-- Start Source text --

NARRATIVE INFORMATION RELATING TO RETIREMENT ARRANGEMENTS FOR NAMED EXECUTIVE OFFICERS

In addition to the Savings Incentive Plan, we maintained two retirement arrangements during 2015 under which our NEOs, other than Ms. Alemany and Mr. Otting, are eligible to receive benefits: the Retirement Plan and the Supplemental Retirement Plan. Effective December 31, 2012, participation in and employer contributions to the Retirement Plan and Supplemental Retirement Plan were frozen for all employees, including the NEOs. We also maintain a third retirement arrangement, the Executive Retirement Plan, which has been closed to new participants since 2006. Mr. Knittel is the only NEO eligible to participate in the Executive Retirement Plan. The Retirement Plan is a tax-qualified defined benefit pension plan that covers eligible employees in the United States. The Executive Retirement Plan and the Supplemental Retirement Plan are nonqualified defined benefit pension plans.

 

Each of the NEOs vested in his or her retirement benefits, that were accumulated through December 31, 2012, under the Retirement and Supplemental plans as follows: Mr. Thain – February 8, 2013; Ms. Alemany – n/a; Ms. Hayles – July 22, 2013; Mr. Parker – July 2, 2013; Messrs. Knittel and Hudak – upon conversion of their accrued benefit effective January 1, 2001; Mr. Chai – June 1, 2013; and Mr. Otting – n/a.

 

Under the Executive Retirement Plan, participating named executive officers will be eligible for early retirement benefits upon reaching 55 years of age with ten years of benefit service. Mr. Knittel became eligible on September 6, 2013.

-- End Source text --
-- Start Entries --

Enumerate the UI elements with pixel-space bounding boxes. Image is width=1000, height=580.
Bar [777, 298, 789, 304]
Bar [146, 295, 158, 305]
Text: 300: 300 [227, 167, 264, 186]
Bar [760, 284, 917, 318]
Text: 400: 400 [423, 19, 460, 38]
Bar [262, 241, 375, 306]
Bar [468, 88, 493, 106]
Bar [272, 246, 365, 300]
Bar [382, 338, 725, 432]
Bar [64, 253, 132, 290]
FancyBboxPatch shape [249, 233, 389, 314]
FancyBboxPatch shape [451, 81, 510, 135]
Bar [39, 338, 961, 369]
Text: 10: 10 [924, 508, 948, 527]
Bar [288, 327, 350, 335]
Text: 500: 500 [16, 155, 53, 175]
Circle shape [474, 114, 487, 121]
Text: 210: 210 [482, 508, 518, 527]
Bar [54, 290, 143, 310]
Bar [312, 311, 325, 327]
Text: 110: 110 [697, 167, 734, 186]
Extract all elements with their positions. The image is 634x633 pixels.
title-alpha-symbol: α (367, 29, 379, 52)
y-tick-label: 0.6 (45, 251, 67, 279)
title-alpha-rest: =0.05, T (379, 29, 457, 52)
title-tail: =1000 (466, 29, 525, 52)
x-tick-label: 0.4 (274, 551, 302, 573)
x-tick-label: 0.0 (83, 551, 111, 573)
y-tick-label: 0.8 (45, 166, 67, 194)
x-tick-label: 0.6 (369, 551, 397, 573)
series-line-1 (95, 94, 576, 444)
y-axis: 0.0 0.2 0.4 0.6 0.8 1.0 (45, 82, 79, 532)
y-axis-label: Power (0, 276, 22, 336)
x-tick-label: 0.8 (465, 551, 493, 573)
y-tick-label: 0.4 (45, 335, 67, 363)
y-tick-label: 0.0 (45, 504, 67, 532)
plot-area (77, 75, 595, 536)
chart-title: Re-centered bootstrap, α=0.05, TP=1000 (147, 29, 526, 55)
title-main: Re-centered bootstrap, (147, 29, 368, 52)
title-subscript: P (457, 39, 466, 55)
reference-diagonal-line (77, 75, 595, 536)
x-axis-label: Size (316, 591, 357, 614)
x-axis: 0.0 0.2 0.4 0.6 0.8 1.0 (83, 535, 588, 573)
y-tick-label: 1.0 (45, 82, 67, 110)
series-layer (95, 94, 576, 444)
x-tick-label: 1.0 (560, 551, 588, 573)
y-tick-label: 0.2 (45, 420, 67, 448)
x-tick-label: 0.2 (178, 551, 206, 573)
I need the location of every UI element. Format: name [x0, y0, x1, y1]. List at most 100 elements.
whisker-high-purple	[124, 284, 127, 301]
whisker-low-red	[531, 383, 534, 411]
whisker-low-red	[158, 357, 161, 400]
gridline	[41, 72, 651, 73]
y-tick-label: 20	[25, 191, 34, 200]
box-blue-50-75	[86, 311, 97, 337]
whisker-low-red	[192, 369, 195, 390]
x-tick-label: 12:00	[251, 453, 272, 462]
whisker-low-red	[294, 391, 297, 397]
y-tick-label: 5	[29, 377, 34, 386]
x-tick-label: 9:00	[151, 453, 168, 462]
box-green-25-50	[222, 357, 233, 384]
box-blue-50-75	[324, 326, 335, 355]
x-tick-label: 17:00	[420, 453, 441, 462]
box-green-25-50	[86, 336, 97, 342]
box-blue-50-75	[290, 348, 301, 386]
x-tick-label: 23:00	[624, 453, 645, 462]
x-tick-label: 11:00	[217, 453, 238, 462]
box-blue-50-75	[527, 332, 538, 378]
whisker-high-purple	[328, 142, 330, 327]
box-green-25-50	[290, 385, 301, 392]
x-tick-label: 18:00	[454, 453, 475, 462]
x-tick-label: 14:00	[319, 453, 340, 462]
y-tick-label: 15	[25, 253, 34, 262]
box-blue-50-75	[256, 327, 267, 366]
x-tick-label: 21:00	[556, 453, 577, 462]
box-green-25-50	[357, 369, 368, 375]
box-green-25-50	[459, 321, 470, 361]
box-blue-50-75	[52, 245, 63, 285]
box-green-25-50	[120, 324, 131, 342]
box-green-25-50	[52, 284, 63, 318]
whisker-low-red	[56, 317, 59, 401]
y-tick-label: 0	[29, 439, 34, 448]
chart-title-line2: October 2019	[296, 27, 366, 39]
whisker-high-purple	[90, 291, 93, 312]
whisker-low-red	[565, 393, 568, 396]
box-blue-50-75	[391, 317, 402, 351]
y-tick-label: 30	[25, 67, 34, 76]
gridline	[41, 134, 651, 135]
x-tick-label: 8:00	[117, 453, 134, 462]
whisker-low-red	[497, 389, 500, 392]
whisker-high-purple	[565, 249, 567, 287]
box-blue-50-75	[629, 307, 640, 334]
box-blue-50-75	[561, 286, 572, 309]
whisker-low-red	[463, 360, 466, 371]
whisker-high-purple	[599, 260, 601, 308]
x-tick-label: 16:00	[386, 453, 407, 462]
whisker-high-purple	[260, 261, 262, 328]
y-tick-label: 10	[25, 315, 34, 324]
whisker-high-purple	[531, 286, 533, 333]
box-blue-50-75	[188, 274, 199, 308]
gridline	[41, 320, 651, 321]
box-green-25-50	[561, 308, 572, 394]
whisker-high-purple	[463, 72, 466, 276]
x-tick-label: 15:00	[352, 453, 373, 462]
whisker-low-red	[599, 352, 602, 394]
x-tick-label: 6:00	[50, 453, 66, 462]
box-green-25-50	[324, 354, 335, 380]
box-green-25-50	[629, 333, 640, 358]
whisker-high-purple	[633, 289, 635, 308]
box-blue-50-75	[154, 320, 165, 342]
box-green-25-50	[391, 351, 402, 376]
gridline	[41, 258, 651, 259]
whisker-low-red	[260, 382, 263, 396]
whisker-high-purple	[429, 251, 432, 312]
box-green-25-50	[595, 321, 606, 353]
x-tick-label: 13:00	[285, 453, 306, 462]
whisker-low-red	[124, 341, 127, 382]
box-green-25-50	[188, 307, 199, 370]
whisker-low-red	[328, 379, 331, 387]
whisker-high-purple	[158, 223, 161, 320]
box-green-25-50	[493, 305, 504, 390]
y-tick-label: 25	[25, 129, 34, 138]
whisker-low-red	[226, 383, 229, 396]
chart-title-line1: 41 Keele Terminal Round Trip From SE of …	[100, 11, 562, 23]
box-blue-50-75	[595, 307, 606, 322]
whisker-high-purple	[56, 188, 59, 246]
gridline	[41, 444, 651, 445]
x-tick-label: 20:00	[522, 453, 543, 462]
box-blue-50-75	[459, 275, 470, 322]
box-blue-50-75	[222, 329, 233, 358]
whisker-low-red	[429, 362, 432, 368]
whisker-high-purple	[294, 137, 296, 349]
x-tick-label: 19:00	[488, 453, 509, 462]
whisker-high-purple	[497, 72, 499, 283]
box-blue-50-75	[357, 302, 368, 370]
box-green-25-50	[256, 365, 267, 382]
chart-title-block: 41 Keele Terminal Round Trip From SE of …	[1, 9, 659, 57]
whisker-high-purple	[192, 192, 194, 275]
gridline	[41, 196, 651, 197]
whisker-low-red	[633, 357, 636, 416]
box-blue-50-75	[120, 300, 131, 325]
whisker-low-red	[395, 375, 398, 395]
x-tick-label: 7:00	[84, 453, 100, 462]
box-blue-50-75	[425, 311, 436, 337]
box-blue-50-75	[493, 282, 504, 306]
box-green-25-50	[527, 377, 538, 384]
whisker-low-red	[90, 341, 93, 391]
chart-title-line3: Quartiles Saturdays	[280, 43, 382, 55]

-- End Entries --

Quote the passage on executive retirement arrangements from "In addition to" up to and including "benefit pension plans.".

In addition to the Savings Incentive Plan, we maintained two retirement arrangements during 2015 under which our NEOs, other than Ms. Alemany and Mr. Otting, are eligible to receive benefits: the Retirement Plan and the Supplemental Retirement Plan. Effective December 31, 2012, participation in and employer contributions to the Retirement Plan and Supplemental Retirement Plan were frozen for all employees, including the NEOs. We also maintain a third retirement arrangement, the Executive Retirement Plan, which has been closed to new participants since 2006. Mr. Knittel is the only NEO eligible to participate in the Executive Retirement Plan. The Retirement Plan is a tax-qualified defined benefit pension plan that covers eligible employees in the United States. The Executive Retirement Plan and the Supplemental Retirement Plan are nonqualified defined benefit pension plans.